Find the string "Zamiejscow" in the data, then copy every line where it is found.

══════════

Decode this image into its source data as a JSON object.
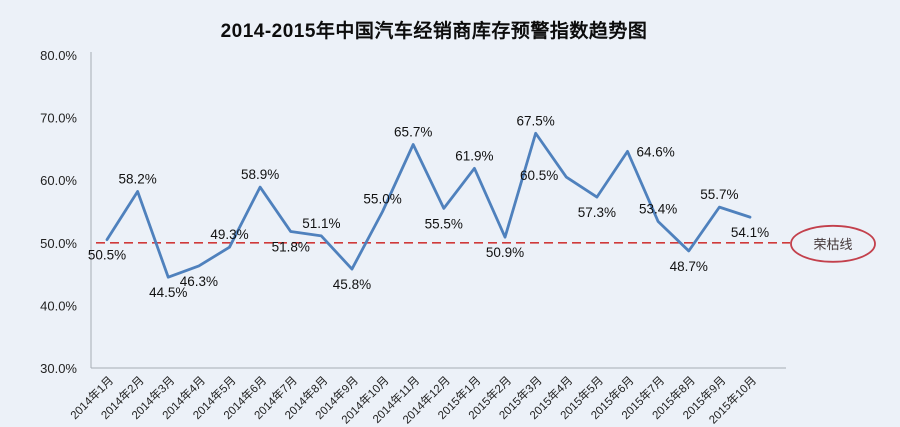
{
  "title": "2014-2015年中国汽车经销商库存预警指数趋势图",
  "colors": {
    "background": "#ecf1f8",
    "series_line": "#4f81bd",
    "threshold_line": "#d03a3a",
    "annotation_stroke": "#c3404c",
    "annotation_text": "#45393a",
    "axis": "#a6adb5",
    "tick_text": "#222222",
    "data_label_text": "#111111"
  },
  "chart_data": {
    "type": "line",
    "title": "2014-2015年中国汽车经销商库存预警指数趋势图",
    "categories": [
      "2014年1月",
      "2014年2月",
      "2014年3月",
      "2014年4月",
      "2014年5月",
      "2014年6月",
      "2014年7月",
      "2014年8月",
      "2014年9月",
      "2014年10月",
      "2014年11月",
      "2014年12月",
      "2015年1月",
      "2015年2月",
      "2015年3月",
      "2015年4月",
      "2015年5月",
      "2015年6月",
      "2015年7月",
      "2015年8月",
      "2015年9月",
      "2015年10月"
    ],
    "values": [
      50.5,
      58.2,
      44.5,
      46.3,
      49.3,
      58.9,
      51.8,
      51.1,
      45.8,
      55.0,
      65.7,
      55.5,
      61.9,
      50.9,
      67.5,
      60.5,
      57.3,
      64.6,
      53.4,
      48.7,
      55.7,
      54.1
    ],
    "data_labels": [
      "50.5%",
      "58.2%",
      "44.5%",
      "46.3%",
      "49.3%",
      "58.9%",
      "51.8%",
      "51.1%",
      "45.8%",
      "55.0%",
      "65.7%",
      "55.5%",
      "61.9%",
      "50.9%",
      "67.5%",
      "60.5%",
      "57.3%",
      "64.6%",
      "53.4%",
      "48.7%",
      "55.7%",
      "54.1%"
    ],
    "label_positions": [
      "below",
      "above",
      "below",
      "below",
      "above",
      "above",
      "below",
      "above",
      "below",
      "above",
      "above",
      "below",
      "above",
      "below",
      "above",
      "left",
      "below",
      "right",
      "above",
      "below",
      "above",
      "below"
    ],
    "xlabel": "",
    "ylabel": "",
    "ylim": [
      30,
      80
    ],
    "ytick_step": 10,
    "ytick_labels": [
      "30.0%",
      "40.0%",
      "50.0%",
      "60.0%",
      "70.0%",
      "80.0%"
    ],
    "grid": false,
    "legend": "none",
    "threshold": {
      "value": 50.0,
      "label": "荣枯线"
    }
  }
}
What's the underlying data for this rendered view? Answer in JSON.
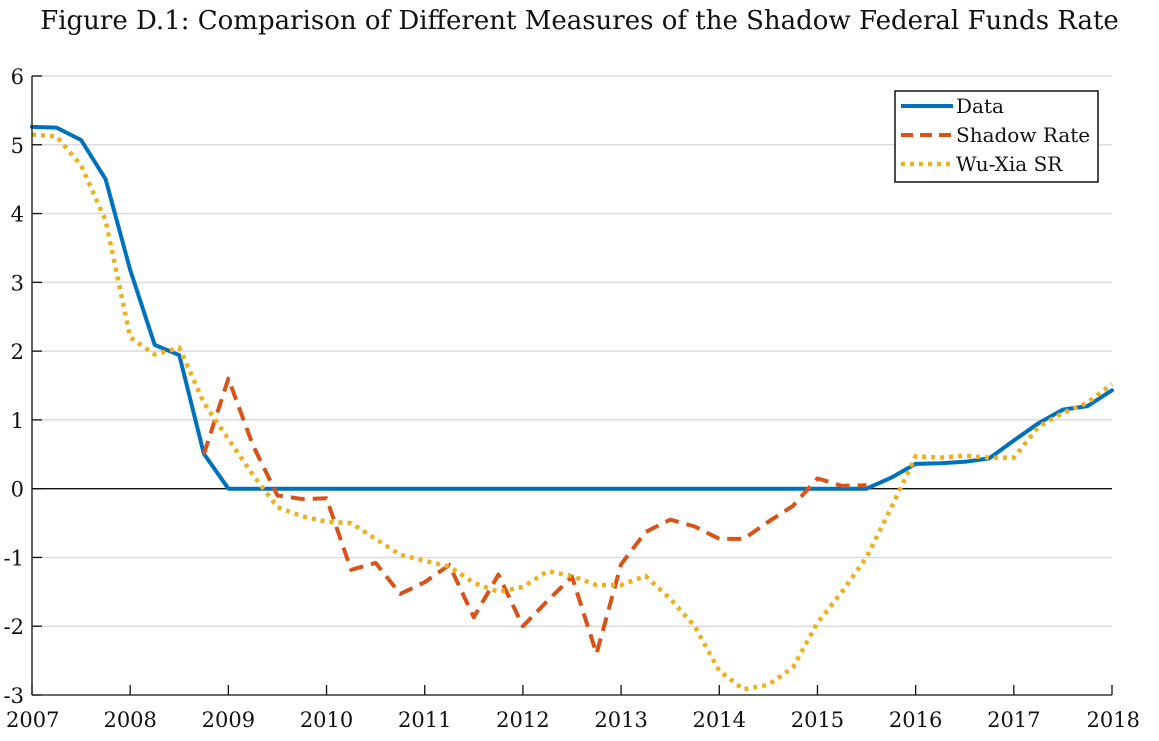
{
  "chart_data": {
    "type": "line",
    "title": "Figure D.1: Comparison of Different Measures of the Shadow Federal Funds Rate",
    "xlabel": "",
    "ylabel": "",
    "xlim": [
      2007,
      2018
    ],
    "ylim": [
      -3,
      6
    ],
    "xticks": [
      2007,
      2008,
      2009,
      2010,
      2011,
      2012,
      2013,
      2014,
      2015,
      2016,
      2017,
      2018
    ],
    "yticks": [
      -3,
      -2,
      -1,
      0,
      1,
      2,
      3,
      4,
      5,
      6
    ],
    "grid": "horizontal",
    "legend_position": "top-right",
    "series": [
      {
        "name": "Data",
        "color": "#0072BD",
        "style": "solid",
        "x": [
          2007.0,
          2007.25,
          2007.5,
          2007.75,
          2008.0,
          2008.25,
          2008.5,
          2008.75,
          2009.0,
          2009.5,
          2010.0,
          2011.0,
          2012.0,
          2013.0,
          2014.0,
          2015.0,
          2015.5,
          2015.75,
          2016.0,
          2016.25,
          2016.5,
          2016.75,
          2017.0,
          2017.25,
          2017.5,
          2017.75,
          2018.0
        ],
        "y": [
          5.26,
          5.25,
          5.07,
          4.5,
          3.18,
          2.09,
          1.94,
          0.51,
          0.0,
          0.0,
          0.0,
          0.0,
          0.0,
          0.0,
          0.0,
          0.0,
          0.0,
          0.16,
          0.36,
          0.37,
          0.39,
          0.44,
          0.7,
          0.95,
          1.15,
          1.2,
          1.43
        ]
      },
      {
        "name": "Shadow Rate",
        "color": "#D95319",
        "style": "dashed",
        "x": [
          2008.75,
          2009.0,
          2009.25,
          2009.5,
          2009.75,
          2010.0,
          2010.25,
          2010.5,
          2010.75,
          2011.0,
          2011.25,
          2011.5,
          2011.75,
          2012.0,
          2012.25,
          2012.5,
          2012.75,
          2013.0,
          2013.25,
          2013.5,
          2013.75,
          2014.0,
          2014.25,
          2014.5,
          2014.75,
          2015.0,
          2015.25,
          2015.5
        ],
        "y": [
          0.5,
          1.6,
          0.63,
          -0.1,
          -0.15,
          -0.14,
          -1.18,
          -1.08,
          -1.53,
          -1.36,
          -1.11,
          -1.87,
          -1.25,
          -2.0,
          -1.63,
          -1.28,
          -2.4,
          -1.1,
          -0.63,
          -0.45,
          -0.55,
          -0.73,
          -0.73,
          -0.48,
          -0.25,
          0.15,
          0.04,
          0.05
        ]
      },
      {
        "name": "Wu-Xia SR",
        "color": "#EDB120",
        "style": "dotted",
        "x": [
          2007.0,
          2007.25,
          2007.5,
          2007.75,
          2008.0,
          2008.25,
          2008.5,
          2008.75,
          2009.0,
          2009.25,
          2009.5,
          2009.75,
          2010.0,
          2010.25,
          2010.5,
          2010.75,
          2011.0,
          2011.25,
          2011.5,
          2011.75,
          2012.0,
          2012.25,
          2012.5,
          2012.75,
          2013.0,
          2013.25,
          2013.5,
          2013.75,
          2014.0,
          2014.25,
          2014.5,
          2014.75,
          2015.0,
          2015.25,
          2015.5,
          2015.75,
          2016.0,
          2016.25,
          2016.5,
          2016.75,
          2017.0,
          2017.25,
          2017.5,
          2017.75,
          2018.0
        ],
        "y": [
          5.15,
          5.12,
          4.7,
          3.9,
          2.2,
          1.95,
          2.05,
          1.25,
          0.72,
          0.2,
          -0.27,
          -0.4,
          -0.48,
          -0.5,
          -0.73,
          -0.96,
          -1.05,
          -1.13,
          -1.37,
          -1.5,
          -1.43,
          -1.2,
          -1.27,
          -1.4,
          -1.4,
          -1.27,
          -1.6,
          -2.0,
          -2.65,
          -2.92,
          -2.85,
          -2.6,
          -1.95,
          -1.5,
          -1.0,
          -0.28,
          0.47,
          0.45,
          0.48,
          0.45,
          0.45,
          0.9,
          1.1,
          1.25,
          1.52
        ]
      }
    ]
  }
}
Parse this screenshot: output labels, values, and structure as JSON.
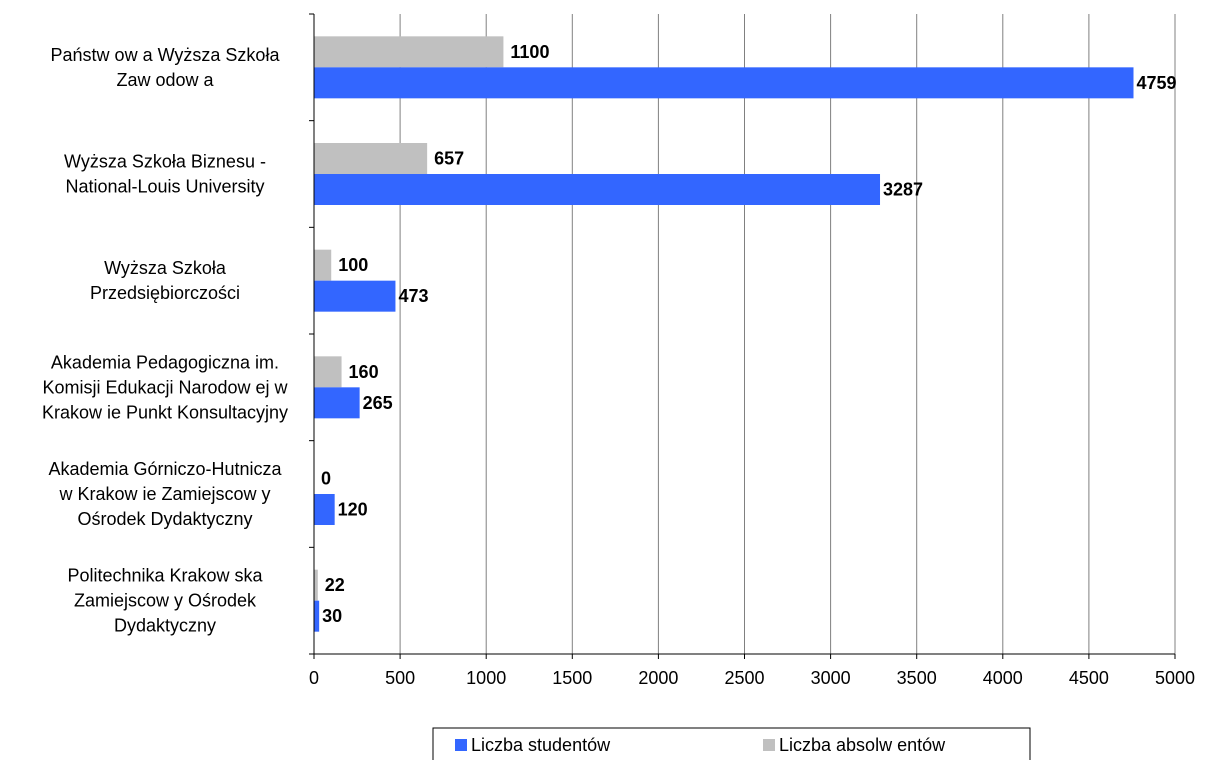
{
  "chart_data": {
    "type": "bar",
    "orientation": "horizontal",
    "categories": [
      [
        "Państw ow a Wyższa Szkoła",
        "Zaw odow a"
      ],
      [
        "Wyższa Szkoła Biznesu -",
        "National-Louis University"
      ],
      [
        "Wyższa Szkoła",
        "Przedsiębiorczości"
      ],
      [
        "Akademia Pedagogiczna im.",
        "Komisji Edukacji Narodow ej w",
        "Krakow ie Punkt Konsultacyjny"
      ],
      [
        "Akademia Górniczo-Hutnicza",
        "w  Krakow ie Zamiejscow y",
        "Ośrodek Dydaktyczny"
      ],
      [
        "Politechnika Krakow ska",
        "Zamiejscow y Ośrodek",
        "Dydaktyczny"
      ]
    ],
    "series": [
      {
        "name": "Liczba absolw entów",
        "color": "#c0c0c0",
        "values": [
          1100,
          657,
          100,
          160,
          0,
          22
        ]
      },
      {
        "name": "Liczba studentów",
        "color": "#3366ff",
        "values": [
          4759,
          3287,
          473,
          265,
          120,
          30
        ]
      }
    ],
    "xlim": [
      0,
      5000
    ],
    "xticks": [
      0,
      500,
      1000,
      1500,
      2000,
      2500,
      3000,
      3500,
      4000,
      4500,
      5000
    ],
    "grid": true,
    "legend": {
      "position": "bottom",
      "items": [
        {
          "label": "Liczba studentów",
          "color": "#3366ff"
        },
        {
          "label": "Liczba absolw entów",
          "color": "#c0c0c0"
        }
      ]
    }
  }
}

══════════

_RESPONSE TO THIS TASK:_
        "w  Krakow ie Zamiejscow y",
        "Zamiejscow y Ośrodek",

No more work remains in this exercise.